* _Your task_: Could you output each line of the data that follows exactly?

* _Extracted records_:

▼▼▼

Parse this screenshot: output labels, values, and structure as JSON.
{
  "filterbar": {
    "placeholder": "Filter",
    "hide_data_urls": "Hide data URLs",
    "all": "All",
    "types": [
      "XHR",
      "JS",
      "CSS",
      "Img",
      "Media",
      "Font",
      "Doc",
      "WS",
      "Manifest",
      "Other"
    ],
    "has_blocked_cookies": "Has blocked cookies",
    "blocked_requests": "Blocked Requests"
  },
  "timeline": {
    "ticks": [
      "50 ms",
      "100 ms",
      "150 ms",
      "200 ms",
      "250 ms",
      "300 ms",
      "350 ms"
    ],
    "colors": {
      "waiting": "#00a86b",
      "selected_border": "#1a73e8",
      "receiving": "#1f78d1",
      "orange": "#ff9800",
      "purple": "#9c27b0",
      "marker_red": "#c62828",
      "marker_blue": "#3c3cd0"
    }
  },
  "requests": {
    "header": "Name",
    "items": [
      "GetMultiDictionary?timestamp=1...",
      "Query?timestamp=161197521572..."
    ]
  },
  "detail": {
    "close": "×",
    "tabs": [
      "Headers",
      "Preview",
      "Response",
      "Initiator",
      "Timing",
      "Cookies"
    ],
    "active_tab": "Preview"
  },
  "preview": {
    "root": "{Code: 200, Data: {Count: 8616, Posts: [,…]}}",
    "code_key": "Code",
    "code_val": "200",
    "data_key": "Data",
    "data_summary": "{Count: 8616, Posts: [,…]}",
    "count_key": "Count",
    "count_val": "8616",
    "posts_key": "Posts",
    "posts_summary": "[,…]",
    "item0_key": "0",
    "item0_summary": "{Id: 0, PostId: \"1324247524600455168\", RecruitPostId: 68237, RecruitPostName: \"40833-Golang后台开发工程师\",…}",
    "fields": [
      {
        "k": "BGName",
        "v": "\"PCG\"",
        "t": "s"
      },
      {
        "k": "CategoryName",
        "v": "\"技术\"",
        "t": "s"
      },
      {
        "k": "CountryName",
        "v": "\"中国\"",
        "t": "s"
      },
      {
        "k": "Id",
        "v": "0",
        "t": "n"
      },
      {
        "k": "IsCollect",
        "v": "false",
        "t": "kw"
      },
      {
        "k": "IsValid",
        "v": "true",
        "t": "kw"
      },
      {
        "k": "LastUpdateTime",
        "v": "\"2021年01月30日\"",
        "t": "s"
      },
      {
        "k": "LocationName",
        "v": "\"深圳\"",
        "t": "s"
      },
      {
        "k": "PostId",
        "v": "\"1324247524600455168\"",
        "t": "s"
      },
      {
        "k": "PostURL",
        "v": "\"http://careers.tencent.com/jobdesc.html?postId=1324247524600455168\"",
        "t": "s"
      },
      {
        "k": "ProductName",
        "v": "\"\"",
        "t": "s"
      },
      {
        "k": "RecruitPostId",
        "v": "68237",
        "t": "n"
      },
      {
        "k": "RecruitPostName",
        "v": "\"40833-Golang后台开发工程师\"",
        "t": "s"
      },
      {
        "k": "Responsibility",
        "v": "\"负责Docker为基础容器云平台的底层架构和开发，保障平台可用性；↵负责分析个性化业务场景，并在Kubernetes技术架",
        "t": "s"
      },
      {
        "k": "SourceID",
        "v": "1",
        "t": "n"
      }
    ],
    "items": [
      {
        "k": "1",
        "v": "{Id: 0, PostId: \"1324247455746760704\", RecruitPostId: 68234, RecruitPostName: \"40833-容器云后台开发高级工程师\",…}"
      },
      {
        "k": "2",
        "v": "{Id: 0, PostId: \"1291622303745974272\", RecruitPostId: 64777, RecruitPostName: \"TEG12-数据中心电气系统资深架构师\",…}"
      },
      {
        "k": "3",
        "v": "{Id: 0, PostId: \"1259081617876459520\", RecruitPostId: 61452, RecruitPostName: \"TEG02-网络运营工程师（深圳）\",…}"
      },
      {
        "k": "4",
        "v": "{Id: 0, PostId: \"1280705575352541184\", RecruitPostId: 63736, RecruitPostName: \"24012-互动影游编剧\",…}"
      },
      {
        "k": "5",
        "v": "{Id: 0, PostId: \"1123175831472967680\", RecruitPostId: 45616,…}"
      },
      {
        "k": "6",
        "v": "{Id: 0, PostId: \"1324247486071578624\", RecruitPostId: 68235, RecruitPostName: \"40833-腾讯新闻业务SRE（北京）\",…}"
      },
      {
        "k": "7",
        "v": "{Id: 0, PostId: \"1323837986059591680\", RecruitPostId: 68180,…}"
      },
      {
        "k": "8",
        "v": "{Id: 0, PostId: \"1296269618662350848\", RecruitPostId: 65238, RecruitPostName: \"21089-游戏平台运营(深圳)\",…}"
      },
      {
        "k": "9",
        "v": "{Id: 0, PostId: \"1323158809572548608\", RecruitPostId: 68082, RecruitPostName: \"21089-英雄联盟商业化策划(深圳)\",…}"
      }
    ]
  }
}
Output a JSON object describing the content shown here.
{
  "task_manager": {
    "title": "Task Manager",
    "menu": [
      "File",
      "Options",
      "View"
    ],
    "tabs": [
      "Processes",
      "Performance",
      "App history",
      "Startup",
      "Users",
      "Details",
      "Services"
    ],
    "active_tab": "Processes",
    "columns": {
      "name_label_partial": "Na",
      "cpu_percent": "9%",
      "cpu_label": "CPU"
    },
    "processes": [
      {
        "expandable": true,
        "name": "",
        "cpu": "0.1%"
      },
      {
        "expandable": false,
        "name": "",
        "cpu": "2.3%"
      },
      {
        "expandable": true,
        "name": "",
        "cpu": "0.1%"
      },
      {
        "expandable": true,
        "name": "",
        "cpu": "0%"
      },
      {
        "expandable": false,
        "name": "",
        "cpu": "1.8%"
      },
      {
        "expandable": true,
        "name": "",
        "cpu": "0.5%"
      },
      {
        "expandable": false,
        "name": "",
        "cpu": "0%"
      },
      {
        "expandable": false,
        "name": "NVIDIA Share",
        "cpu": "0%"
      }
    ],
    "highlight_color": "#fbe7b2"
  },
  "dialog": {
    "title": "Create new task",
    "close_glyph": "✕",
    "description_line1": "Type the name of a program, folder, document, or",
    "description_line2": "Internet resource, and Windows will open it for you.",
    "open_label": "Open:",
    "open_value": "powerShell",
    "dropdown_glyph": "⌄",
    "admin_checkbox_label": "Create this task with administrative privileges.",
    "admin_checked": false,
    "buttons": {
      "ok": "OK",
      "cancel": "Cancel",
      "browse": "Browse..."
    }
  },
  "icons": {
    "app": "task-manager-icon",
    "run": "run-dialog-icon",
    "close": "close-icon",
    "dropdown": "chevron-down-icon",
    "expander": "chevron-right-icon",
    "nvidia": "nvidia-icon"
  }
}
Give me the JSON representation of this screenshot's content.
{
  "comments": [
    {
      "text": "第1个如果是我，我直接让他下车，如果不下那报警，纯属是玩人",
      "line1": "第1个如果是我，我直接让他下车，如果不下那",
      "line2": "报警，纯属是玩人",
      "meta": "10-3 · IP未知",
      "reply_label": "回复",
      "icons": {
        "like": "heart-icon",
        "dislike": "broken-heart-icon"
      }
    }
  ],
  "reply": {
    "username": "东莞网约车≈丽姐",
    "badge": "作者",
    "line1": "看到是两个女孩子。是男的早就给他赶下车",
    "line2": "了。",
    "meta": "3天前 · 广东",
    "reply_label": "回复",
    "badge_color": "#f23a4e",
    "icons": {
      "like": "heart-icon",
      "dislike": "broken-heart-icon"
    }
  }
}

▲▲▲

* _Finished answer_:
Parse this screenshot: output labels, values, and structure as JSON.
{
  "filterbar": {
    "placeholder": "Filter",
    "hide_data_urls": "Hide data URLs",
    "all": "All",
    "types": [
      "XHR",
      "JS",
      "CSS",
      "Img",
      "Media",
      "Font",
      "Doc",
      "WS",
      "Manifest",
      "Other"
    ],
    "has_blocked_cookies": "Has blocked cookies",
    "blocked_requests": "Blocked Requests"
  },
  "timeline": {
    "ticks": [
      "50 ms",
      "100 ms",
      "150 ms",
      "200 ms",
      "250 ms",
      "300 ms",
      "350 ms"
    ],
    "colors": {
      "waiting": "#00a86b",
      "selected_border": "#1a73e8",
      "receiving": "#1f78d1",
      "orange": "#ff9800",
      "purple": "#9c27b0",
      "marker_red": "#c62828",
      "marker_blue": "#3c3cd0"
    }
  },
  "requests": {
    "header": "Name",
    "items": [
      "GetMultiDictionary?timestamp=1...",
      "Query?timestamp=161197521572..."
    ]
  },
  "detail": {
    "close": "×",
    "tabs": [
      "Headers",
      "Preview",
      "Response",
      "Initiator",
      "Timing",
      "Cookies"
    ],
    "active_tab": "Preview"
  },
  "preview": {
    "root": "{Code: 200, Data: {Count: 8616, Posts: [,…]}}",
    "code_key": "Code",
    "code_val": "200",
    "data_key": "Data",
    "data_summary": "{Count: 8616, Posts: [,…]}",
    "count_key": "Count",
    "count_val": "8616",
    "posts_key": "Posts",
    "posts_summary": "[,…]",
    "item0_key": "0",
    "item0_summary": "{Id: 0, PostId: \"1324247524600455168\", RecruitPostId: 68237, RecruitPostName: \"40833-Golang后台开发工程师\",…}",
    "fields": [
      {
        "k": "BGName",
        "v": "\"PCG\"",
        "t": "s"
      },
      {
        "k": "CategoryName",
        "v": "\"技术\"",
        "t": "s"
      },
      {
        "k": "CountryName",
        "v": "\"中国\"",
        "t": "s"
      },
      {
        "k": "Id",
        "v": "0",
        "t": "n"
      },
      {
        "k": "IsCollect",
        "v": "false",
        "t": "kw"
      },
      {
        "k": "IsValid",
        "v": "true",
        "t": "kw"
      },
      {
        "k": "LastUpdateTime",
        "v": "\"2021年01月30日\"",
        "t": "s"
      },
      {
        "k": "LocationName",
        "v": "\"深圳\"",
        "t": "s"
      },
      {
        "k": "PostId",
        "v": "\"1324247524600455168\"",
        "t": "s"
      },
      {
        "k": "PostURL",
        "v": "\"http://careers.tencent.com/jobdesc.html?postId=1324247524600455168\"",
        "t": "s"
      },
      {
        "k": "ProductName",
        "v": "\"\"",
        "t": "s"
      },
      {
        "k": "RecruitPostId",
        "v": "68237",
        "t": "n"
      },
      {
        "k": "RecruitPostName",
        "v": "\"40833-Golang后台开发工程师\"",
        "t": "s"
      },
      {
        "k": "Responsibility",
        "v": "\"负责Docker为基础容器云平台的底层架构和开发，保障平台可用性；↵负责分析个性化业务场景，并在Kubernetes技术架",
        "t": "s"
      },
      {
        "k": "SourceID",
        "v": "1",
        "t": "n"
      }
    ],
    "items": [
      {
        "k": "1",
        "v": "{Id: 0, PostId: \"1324247455746760704\", RecruitPostId: 68234, RecruitPostName: \"40833-容器云后台开发高级工程师\",…}"
      },
      {
        "k": "2",
        "v": "{Id: 0, PostId: \"1291622303745974272\", RecruitPostId: 64777, RecruitPostName: \"TEG12-数据中心电气系统资深架构师\",…}"
      },
      {
        "k": "3",
        "v": "{Id: 0, PostId: \"1259081617876459520\", RecruitPostId: 61452, RecruitPostName: \"TEG02-网络运营工程师（深圳）\",…}"
      },
      {
        "k": "4",
        "v": "{Id: 0, PostId: \"1280705575352541184\", RecruitPostId: 63736, RecruitPostName: \"24012-互动影游编剧\",…}"
      },
      {
        "k": "5",
        "v": "{Id: 0, PostId: \"1123175831472967680\", RecruitPostId: 45616,…}"
      },
      {
        "k": "6",
        "v": "{Id: 0, PostId: \"1324247486071578624\", RecruitPostId: 68235, RecruitPostName: \"40833-腾讯新闻业务SRE（北京）\",…}"
      },
      {
        "k": "7",
        "v": "{Id: 0, PostId: \"1323837986059591680\", RecruitPostId: 68180,…}"
      },
      {
        "k": "8",
        "v": "{Id: 0, PostId: \"1296269618662350848\", RecruitPostId: 65238, RecruitPostName: \"21089-游戏平台运营(深圳)\",…}"
      },
      {
        "k": "9",
        "v": "{Id: 0, PostId: \"1323158809572548608\", RecruitPostId: 68082, RecruitPostName: \"21089-英雄联盟商业化策划(深圳)\",…}"
      }
    ]
  }
}
Output a JSON object describing the content shown here.
{
  "task_manager": {
    "title": "Task Manager",
    "menu": [
      "File",
      "Options",
      "View"
    ],
    "tabs": [
      "Processes",
      "Performance",
      "App history",
      "Startup",
      "Users",
      "Details",
      "Services"
    ],
    "active_tab": "Processes",
    "columns": {
      "name_label_partial": "Na",
      "cpu_percent": "9%",
      "cpu_label": "CPU"
    },
    "processes": [
      {
        "expandable": true,
        "name": "",
        "cpu": "0.1%"
      },
      {
        "expandable": false,
        "name": "",
        "cpu": "2.3%"
      },
      {
        "expandable": true,
        "name": "",
        "cpu": "0.1%"
      },
      {
        "expandable": true,
        "name": "",
        "cpu": "0%"
      },
      {
        "expandable": false,
        "name": "",
        "cpu": "1.8%"
      },
      {
        "expandable": true,
        "name": "",
        "cpu": "0.5%"
      },
      {
        "expandable": false,
        "name": "",
        "cpu": "0%"
      },
      {
        "expandable": false,
        "name": "NVIDIA Share",
        "cpu": "0%"
      }
    ],
    "highlight_color": "#fbe7b2"
  },
  "dialog": {
    "title": "Create new task",
    "close_glyph": "✕",
    "description_line1": "Type the name of a program, folder, document, or",
    "description_line2": "Internet resource, and Windows will open it for you.",
    "open_label": "Open:",
    "open_value": "powerShell",
    "dropdown_glyph": "⌄",
    "admin_checkbox_label": "Create this task with administrative privileges.",
    "admin_checked": false,
    "buttons": {
      "ok": "OK",
      "cancel": "Cancel",
      "browse": "Browse..."
    }
  },
  "icons": {
    "app": "task-manager-icon",
    "run": "run-dialog-icon",
    "close": "close-icon",
    "dropdown": "chevron-down-icon",
    "expander": "chevron-right-icon",
    "nvidia": "nvidia-icon"
  }
}
Give me the JSON representation of this screenshot's content.
{
  "comments": [
    {
      "text": "第1个如果是我，我直接让他下车，如果不下那报警，纯属是玩人",
      "line1": "第1个如果是我，我直接让他下车，如果不下那",
      "line2": "报警，纯属是玩人",
      "meta": "10-3 · IP未知",
      "reply_label": "回复",
      "icons": {
        "like": "heart-icon",
        "dislike": "broken-heart-icon"
      }
    }
  ],
  "reply": {
    "username": "东莞网约车≈丽姐",
    "badge": "作者",
    "line1": "看到是两个女孩子。是男的早就给他赶下车",
    "line2": "了。",
    "meta": "3天前 · 广东",
    "reply_label": "回复",
    "badge_color": "#f23a4e",
    "icons": {
      "like": "heart-icon",
      "dislike": "broken-heart-icon"
    }
  }
}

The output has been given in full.